Find and return each line containing "Christine".

---------- LISTED ENTRIES ----------

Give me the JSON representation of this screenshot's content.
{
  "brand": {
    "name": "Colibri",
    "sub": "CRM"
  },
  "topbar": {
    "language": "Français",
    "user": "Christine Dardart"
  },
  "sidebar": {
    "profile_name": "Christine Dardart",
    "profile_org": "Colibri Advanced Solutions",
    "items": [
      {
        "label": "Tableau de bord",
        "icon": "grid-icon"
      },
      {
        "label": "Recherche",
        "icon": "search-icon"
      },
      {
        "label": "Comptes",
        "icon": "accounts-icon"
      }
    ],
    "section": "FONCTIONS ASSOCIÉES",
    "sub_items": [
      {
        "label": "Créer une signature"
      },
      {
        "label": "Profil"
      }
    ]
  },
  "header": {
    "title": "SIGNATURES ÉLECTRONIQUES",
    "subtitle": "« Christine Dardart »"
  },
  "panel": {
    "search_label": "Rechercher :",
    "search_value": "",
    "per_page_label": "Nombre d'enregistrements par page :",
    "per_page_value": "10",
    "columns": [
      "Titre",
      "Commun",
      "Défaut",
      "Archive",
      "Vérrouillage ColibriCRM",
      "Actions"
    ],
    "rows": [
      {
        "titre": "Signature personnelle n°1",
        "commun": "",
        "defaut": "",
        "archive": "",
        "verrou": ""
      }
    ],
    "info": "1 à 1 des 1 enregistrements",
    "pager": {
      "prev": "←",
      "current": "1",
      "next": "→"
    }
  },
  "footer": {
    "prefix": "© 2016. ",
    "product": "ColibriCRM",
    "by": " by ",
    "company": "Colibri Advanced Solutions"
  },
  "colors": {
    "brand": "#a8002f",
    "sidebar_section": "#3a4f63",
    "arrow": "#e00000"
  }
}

----------

> PROBLEM SOLUTION:
    "user": "Christine Dardart"
    "profile_name": "Christine Dardart",
    "subtitle": "« Christine Dardart »"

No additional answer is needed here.